## start Extracted data
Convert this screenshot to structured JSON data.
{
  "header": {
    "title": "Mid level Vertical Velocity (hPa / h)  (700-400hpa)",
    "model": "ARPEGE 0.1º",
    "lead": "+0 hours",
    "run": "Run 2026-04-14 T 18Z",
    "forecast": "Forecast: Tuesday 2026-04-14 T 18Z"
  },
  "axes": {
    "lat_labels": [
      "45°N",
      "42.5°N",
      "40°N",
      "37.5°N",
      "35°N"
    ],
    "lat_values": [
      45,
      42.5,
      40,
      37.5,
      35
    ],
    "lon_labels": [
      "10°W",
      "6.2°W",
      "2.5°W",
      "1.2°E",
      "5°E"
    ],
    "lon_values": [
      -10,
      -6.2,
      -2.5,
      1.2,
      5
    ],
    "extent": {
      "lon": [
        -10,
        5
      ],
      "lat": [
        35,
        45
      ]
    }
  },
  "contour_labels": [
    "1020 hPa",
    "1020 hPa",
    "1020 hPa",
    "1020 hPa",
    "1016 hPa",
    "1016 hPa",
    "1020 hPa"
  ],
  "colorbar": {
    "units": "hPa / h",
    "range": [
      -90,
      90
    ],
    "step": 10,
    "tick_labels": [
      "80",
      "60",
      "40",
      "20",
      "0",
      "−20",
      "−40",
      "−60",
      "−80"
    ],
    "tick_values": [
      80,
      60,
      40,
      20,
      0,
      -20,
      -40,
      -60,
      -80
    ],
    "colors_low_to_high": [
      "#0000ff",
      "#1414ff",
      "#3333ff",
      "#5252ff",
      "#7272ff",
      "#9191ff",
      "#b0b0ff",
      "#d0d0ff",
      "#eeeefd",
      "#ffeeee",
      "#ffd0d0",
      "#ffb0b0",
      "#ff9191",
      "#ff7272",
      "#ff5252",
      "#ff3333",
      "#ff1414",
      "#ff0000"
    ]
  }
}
## end Extracted data
## start Extracted data
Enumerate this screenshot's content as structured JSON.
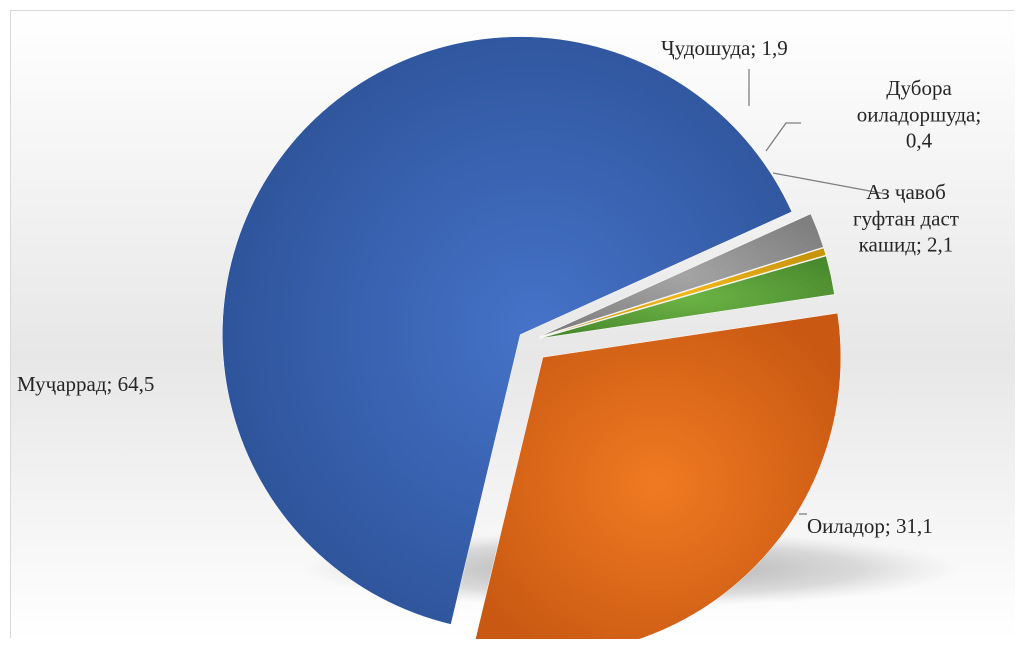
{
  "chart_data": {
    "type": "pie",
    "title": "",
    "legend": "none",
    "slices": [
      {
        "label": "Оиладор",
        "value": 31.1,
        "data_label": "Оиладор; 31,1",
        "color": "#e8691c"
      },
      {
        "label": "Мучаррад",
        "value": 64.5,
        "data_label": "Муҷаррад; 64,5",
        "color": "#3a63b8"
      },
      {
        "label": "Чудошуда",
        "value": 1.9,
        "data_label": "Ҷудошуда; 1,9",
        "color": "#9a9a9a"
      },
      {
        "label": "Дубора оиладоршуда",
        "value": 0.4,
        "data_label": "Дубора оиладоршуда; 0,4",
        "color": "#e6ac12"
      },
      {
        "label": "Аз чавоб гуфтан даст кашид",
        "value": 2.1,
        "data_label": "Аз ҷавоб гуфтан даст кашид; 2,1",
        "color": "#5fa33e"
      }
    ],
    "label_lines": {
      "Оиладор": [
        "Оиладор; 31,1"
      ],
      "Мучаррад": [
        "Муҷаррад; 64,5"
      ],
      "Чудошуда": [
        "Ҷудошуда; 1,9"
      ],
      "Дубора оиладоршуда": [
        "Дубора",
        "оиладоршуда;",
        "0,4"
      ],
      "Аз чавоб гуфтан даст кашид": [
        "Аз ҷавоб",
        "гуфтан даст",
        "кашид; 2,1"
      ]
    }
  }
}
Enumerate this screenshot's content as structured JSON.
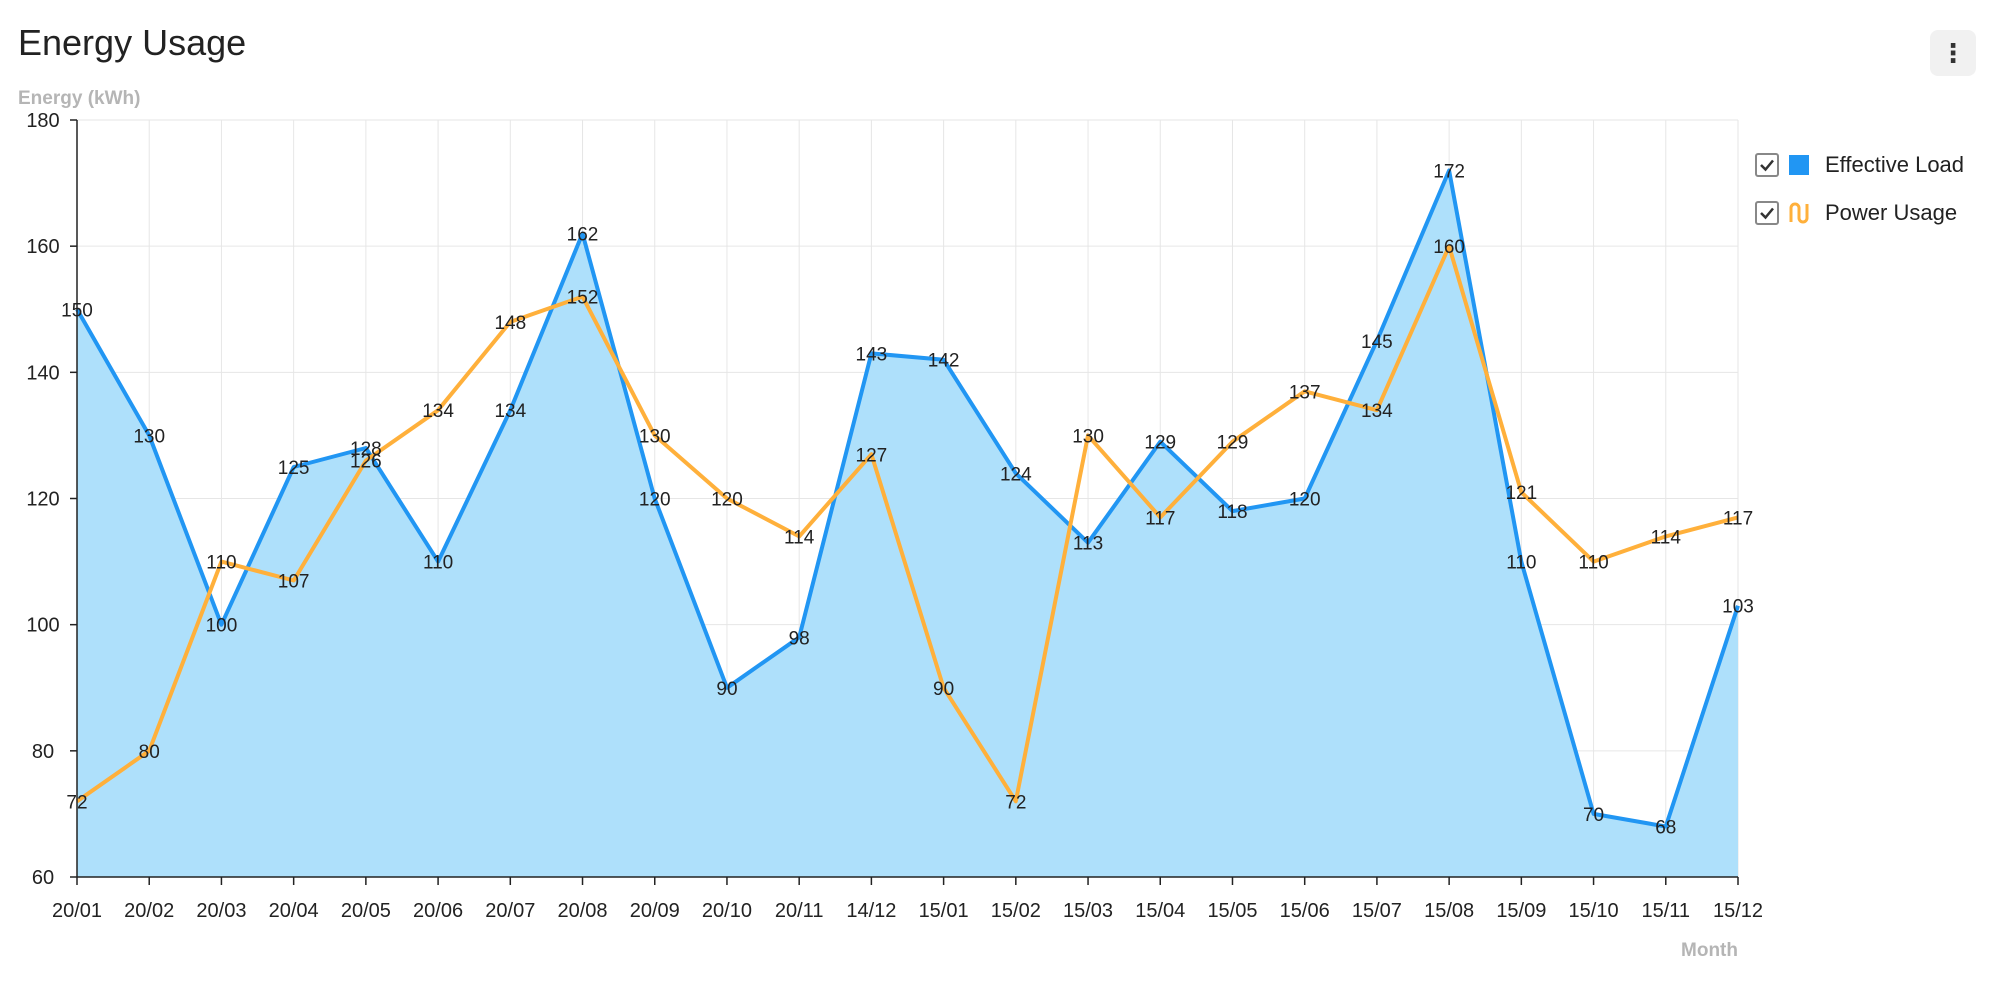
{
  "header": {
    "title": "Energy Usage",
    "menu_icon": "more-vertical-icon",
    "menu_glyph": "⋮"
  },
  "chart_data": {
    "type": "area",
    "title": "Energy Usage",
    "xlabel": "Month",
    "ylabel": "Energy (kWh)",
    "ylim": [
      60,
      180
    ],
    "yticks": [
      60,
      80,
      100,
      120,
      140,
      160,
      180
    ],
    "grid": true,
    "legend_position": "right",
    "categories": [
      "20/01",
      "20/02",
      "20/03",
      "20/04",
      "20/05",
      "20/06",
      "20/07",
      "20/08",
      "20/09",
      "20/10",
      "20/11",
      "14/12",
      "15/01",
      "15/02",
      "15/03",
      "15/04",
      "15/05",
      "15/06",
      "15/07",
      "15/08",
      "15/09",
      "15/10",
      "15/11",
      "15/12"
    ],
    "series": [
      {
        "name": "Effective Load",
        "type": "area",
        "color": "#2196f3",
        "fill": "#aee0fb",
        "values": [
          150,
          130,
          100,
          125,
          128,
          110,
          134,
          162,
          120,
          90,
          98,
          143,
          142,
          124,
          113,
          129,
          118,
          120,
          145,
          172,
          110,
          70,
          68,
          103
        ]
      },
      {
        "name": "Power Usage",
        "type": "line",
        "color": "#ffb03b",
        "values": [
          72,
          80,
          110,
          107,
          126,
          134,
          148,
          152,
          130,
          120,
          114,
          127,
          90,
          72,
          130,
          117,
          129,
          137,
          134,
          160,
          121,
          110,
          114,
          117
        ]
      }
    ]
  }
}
## end Extracted data
## start Extracted data
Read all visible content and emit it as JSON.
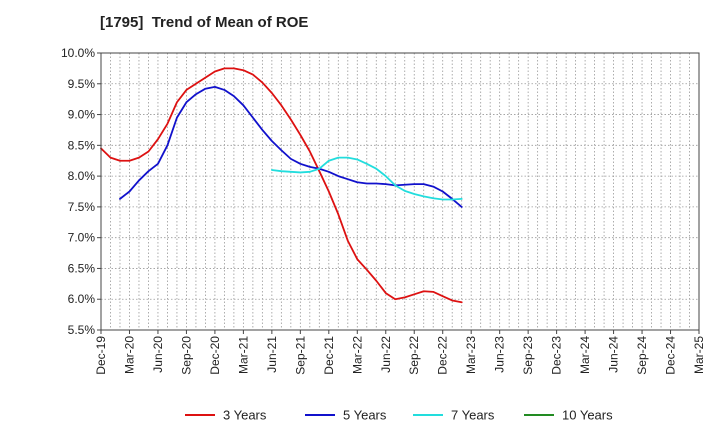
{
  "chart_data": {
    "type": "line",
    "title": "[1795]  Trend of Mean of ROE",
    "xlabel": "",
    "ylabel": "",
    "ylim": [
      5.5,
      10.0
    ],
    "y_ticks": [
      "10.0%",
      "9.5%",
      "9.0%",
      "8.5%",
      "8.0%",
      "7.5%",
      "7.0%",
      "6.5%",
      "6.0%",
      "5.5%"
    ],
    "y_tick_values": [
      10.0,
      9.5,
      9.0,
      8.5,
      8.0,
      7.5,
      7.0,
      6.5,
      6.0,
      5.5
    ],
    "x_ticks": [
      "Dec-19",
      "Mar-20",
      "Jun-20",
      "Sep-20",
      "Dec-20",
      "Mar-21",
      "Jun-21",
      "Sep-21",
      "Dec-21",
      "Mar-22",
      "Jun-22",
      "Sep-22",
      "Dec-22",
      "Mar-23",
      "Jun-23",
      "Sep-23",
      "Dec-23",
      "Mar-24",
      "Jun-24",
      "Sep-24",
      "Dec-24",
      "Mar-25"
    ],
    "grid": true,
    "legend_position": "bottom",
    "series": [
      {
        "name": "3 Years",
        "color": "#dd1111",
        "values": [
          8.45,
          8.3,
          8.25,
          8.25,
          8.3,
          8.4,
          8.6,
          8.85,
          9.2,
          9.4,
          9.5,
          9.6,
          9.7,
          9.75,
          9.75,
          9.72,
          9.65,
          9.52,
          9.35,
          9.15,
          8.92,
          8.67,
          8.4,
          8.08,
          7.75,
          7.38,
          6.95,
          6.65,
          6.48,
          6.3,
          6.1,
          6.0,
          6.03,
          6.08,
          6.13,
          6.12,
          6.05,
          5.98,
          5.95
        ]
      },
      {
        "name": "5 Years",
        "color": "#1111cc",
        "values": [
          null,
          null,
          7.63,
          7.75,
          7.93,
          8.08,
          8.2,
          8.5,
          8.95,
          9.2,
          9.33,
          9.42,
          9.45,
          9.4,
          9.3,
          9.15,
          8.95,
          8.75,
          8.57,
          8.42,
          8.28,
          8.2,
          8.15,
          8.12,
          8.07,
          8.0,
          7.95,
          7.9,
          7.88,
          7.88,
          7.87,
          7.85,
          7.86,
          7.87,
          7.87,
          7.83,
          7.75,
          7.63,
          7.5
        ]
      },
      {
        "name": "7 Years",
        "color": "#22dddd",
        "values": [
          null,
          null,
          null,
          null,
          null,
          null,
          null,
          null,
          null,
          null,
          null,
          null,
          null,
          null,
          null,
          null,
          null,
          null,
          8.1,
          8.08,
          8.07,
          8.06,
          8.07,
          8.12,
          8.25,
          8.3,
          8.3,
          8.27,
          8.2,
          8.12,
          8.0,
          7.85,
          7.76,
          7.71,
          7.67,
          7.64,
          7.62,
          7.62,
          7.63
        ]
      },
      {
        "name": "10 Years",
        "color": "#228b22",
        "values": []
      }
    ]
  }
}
## end Extracted data
- _Do this_
Go through the data and gather every line that holds "чавоб".

- _Answer to the exercise_
        "label": "Аз чавоб гуфтан даст кашид",
      "Аз чавоб гуфтан даст кашид": [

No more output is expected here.